Extracted data entries
►
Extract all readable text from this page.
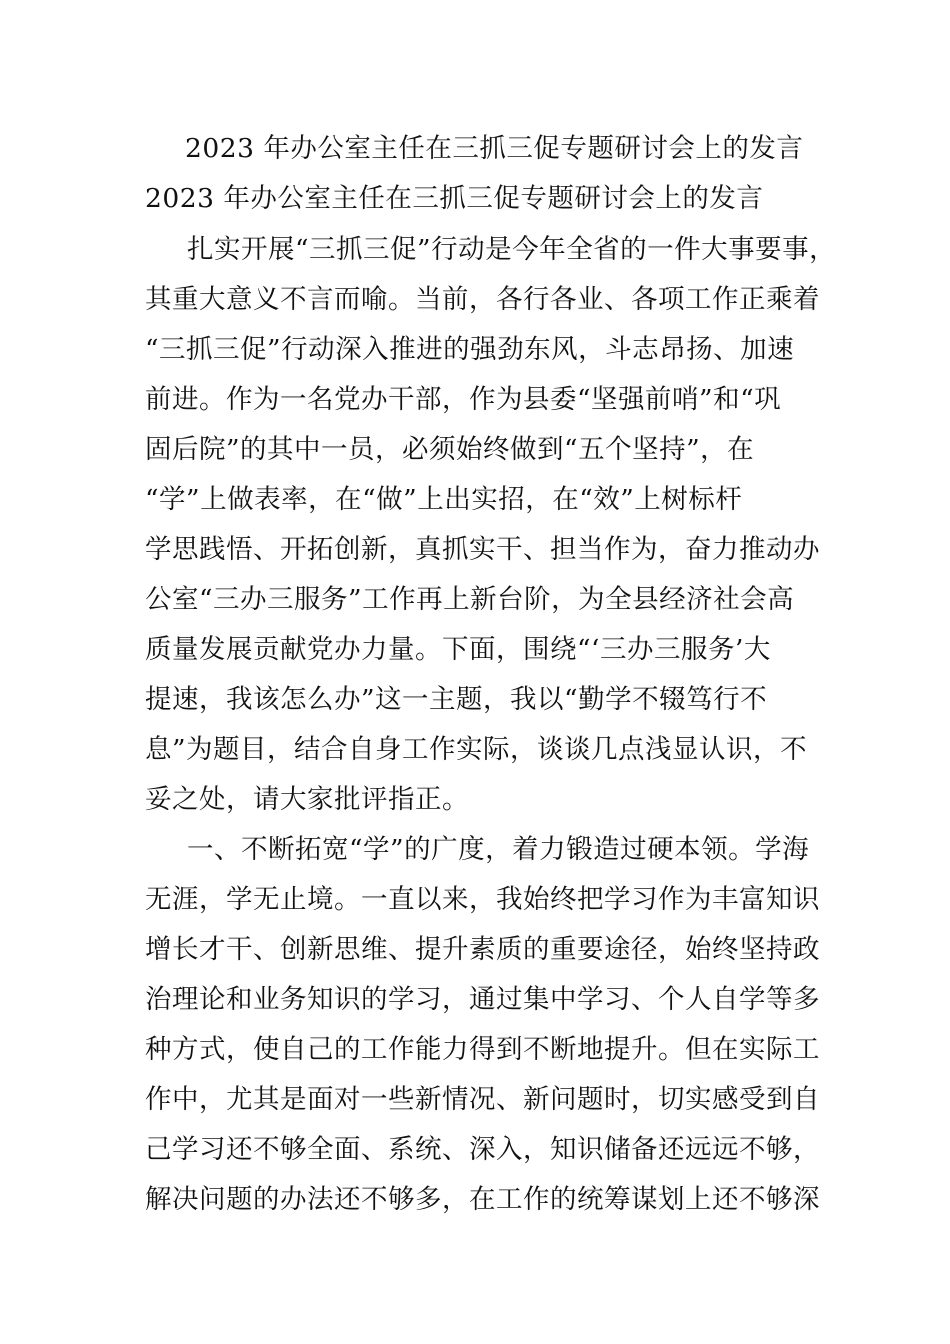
2023 年办公室主任在三抓三促专题研讨会上的发言
2023 年办公室主任在三抓三促专题研讨会上的发言
扎实开展“三抓三促”行动是今年全省的一件大事要事，
其重大意义不言而喻。当前，各行各业、各项工作正乘着
“三抓三促”行动深入推进的强劲东风，斗志昂扬、加速
前进。作为一名党办干部，作为县委“坚强前哨”和“巩
固后院”的其中一员，必须始终做到“五个坚持”，在
“学”上做表率，在“做”上出实招，在“效”上树标杆
学思践悟、开拓创新，真抓实干、担当作为，奋力推动办
公室“三办三服务”工作再上新台阶，为全县经济社会高
质量发展贡献党办力量。下面，围绕“‘三办三服务’大
提速，我该怎么办”这一主题，我以“勤学不辍笃行不
息”为题目，结合自身工作实际，谈谈几点浅显认识，不
妥之处，请大家批评指正。
一、不断拓宽“学”的广度，着力锻造过硬本领。学海
无涯，学无止境。一直以来，我始终把学习作为丰富知识
增长才干、创新思维、提升素质的重要途径，始终坚持政
治理论和业务知识的学习，通过集中学习、个人自学等多
种方式，使自己的工作能力得到不断地提升。但在实际工
作中，尤其是面对一些新情况、新问题时，切实感受到自
己学习还不够全面、系统、深入，知识储备还远远不够，
解决问题的办法还不够多，在工作的统筹谋划上还不够深
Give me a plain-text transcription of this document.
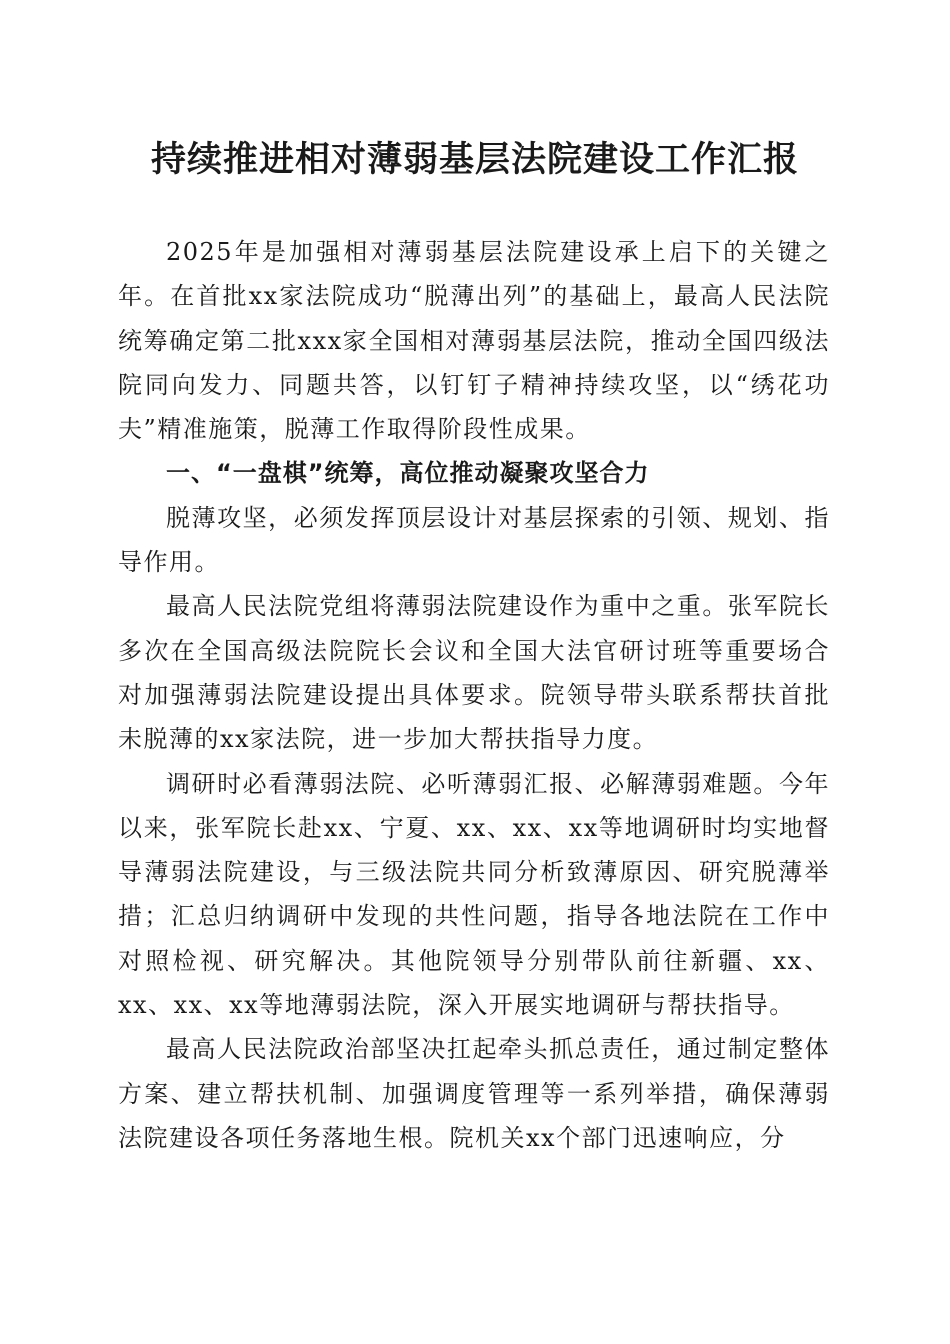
持续推进相对薄弱基层法院建设工作汇报

2025年是加强相对薄弱基层法院建设承上启下的关键之年。在首批xx家法院成功“脱薄出列”的基础上，最高人民法院统筹确定第二批xxx家全国相对薄弱基层法院，推动全国四级法院同向发力、同题共答，以钉钉子精神持续攻坚，以“绣花功夫”精准施策，脱薄工作取得阶段性成果。

一、“一盘棋”统筹，高位推动凝聚攻坚合力

脱薄攻坚，必须发挥顶层设计对基层探索的引领、规划、指导作用。

最高人民法院党组将薄弱法院建设作为重中之重。张军院长多次在全国高级法院院长会议和全国大法官研讨班等重要场合对加强薄弱法院建设提出具体要求。院领导带头联系帮扶首批未脱薄的xx家法院，进一步加大帮扶指导力度。

调研时必看薄弱法院、必听薄弱汇报、必解薄弱难题。今年以来，张军院长赴xx、宁夏、xx、xx、xx等地调研时均实地督导薄弱法院建设，与三级法院共同分析致薄原因、研究脱薄举措；汇总归纳调研中发现的共性问题，指导各地法院在工作中对照检视、研究解决。其他院领导分别带队前往新疆、xx、xx、xx、xx等地薄弱法院，深入开展实地调研与帮扶指导。

最高人民法院政治部坚决扛起牵头抓总责任，通过制定整体方案、建立帮扶机制、加强调度管理等一系列举措，确保薄弱法院建设各项任务落地生根。院机关xx个部门迅速响应，分
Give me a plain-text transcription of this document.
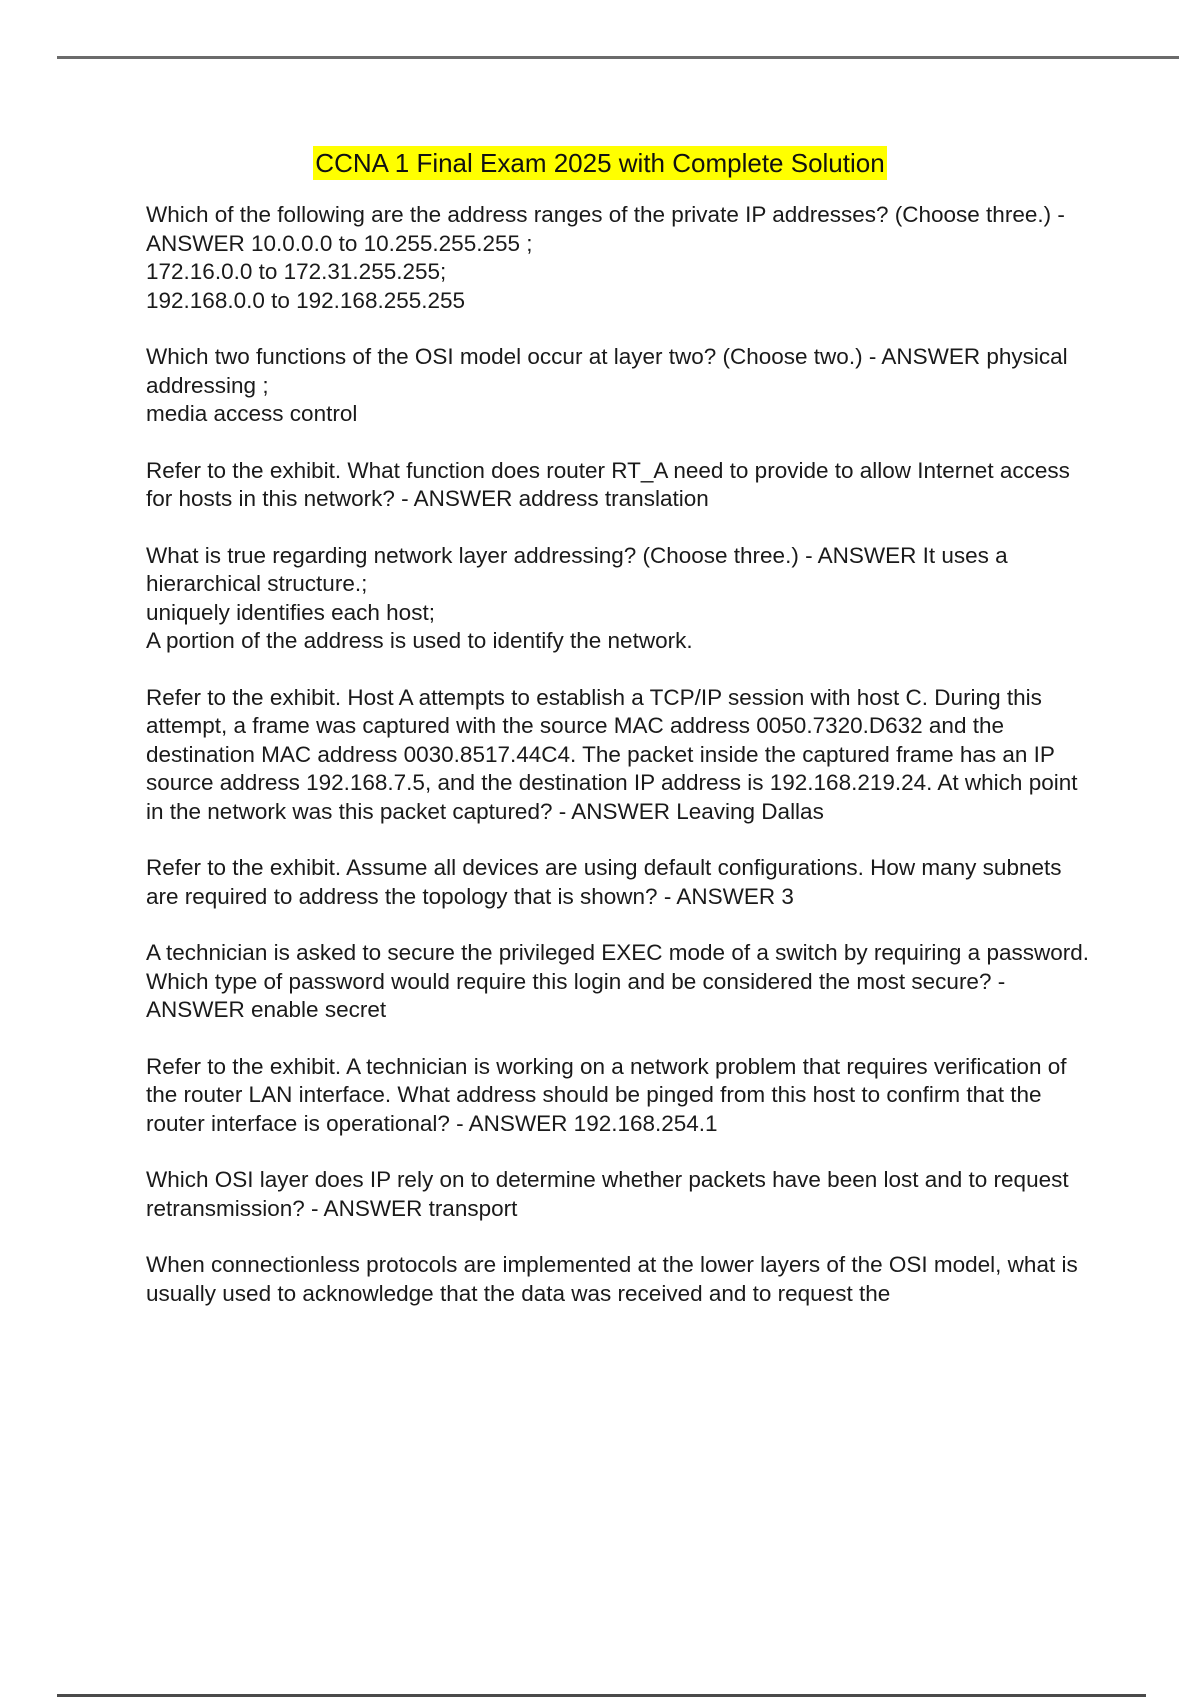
CCNA 1 Final Exam 2025 with Complete Solution

Which of the following are the address ranges of the private IP addresses? (Choose three.) - ANSWER 10.0.0.0 to 10.255.255.255 ;
172.16.0.0 to 172.31.255.255;
192.168.0.0 to 192.168.255.255

Which two functions of the OSI model occur at layer two? (Choose two.) - ANSWER physical addressing ;
media access control

Refer to the exhibit. What function does router RT_A need to provide to allow Internet access for hosts in this network? - ANSWER address translation

What is true regarding network layer addressing? (Choose three.) - ANSWER It uses a hierarchical structure.;
uniquely identifies each host;
A portion of the address is used to identify the network.

Refer to the exhibit. Host A attempts to establish a TCP/IP session with host C. During this attempt, a frame was captured with the source MAC address 0050.7320.D632 and the destination MAC address 0030.8517.44C4. The packet inside the captured frame has an IP source address 192.168.7.5, and the destination IP address is 192.168.219.24. At which point in the network was this packet captured? - ANSWER Leaving Dallas

Refer to the exhibit. Assume all devices are using default configurations. How many subnets are required to address the topology that is shown? - ANSWER 3

A technician is asked to secure the privileged EXEC mode of a switch by requiring a password. Which type of password would require this login and be considered the most secure? - ANSWER enable secret

Refer to the exhibit. A technician is working on a network problem that requires verification of the router LAN interface. What address should be pinged from this host to confirm that the router interface is operational? - ANSWER 192.168.254.1

Which OSI layer does IP rely on to determine whether packets have been lost and to request retransmission? - ANSWER transport

When connectionless protocols are implemented at the lower layers of the OSI model, what is usually used to acknowledge that the data was received and to request the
◄
Lines holding the word "this" in the entries above are the ones to pull out. Copy them all.

Extract all readable text from this page.
Give me a plain-text transcription of this document.
Give me a plain-text transcription of this document.
Refer to the exhibit. What function does router RT_A need to provide to allow Internet access for hosts in this network? - ANSWER address translation
Refer to the exhibit. Host A attempts to establish a TCP/IP session with host C. During this attempt, a frame was captured with the source MAC address 0050.7320.D632 and the destination MAC address 0030.8517.44C4. The packet inside the captured frame has an IP source address 192.168.7.5, and the destination IP address is 192.168.219.24. At which point in the network was this packet captured? - ANSWER Leaving Dallas
A technician is asked to secure the privileged EXEC mode of a switch by requiring a password. Which type of password would require this login and be considered the most secure? - ANSWER enable secret
Refer to the exhibit. A technician is working on a network problem that requires verification of the router LAN interface. What address should be pinged from this host to confirm that the router interface is operational? - ANSWER 192.168.254.1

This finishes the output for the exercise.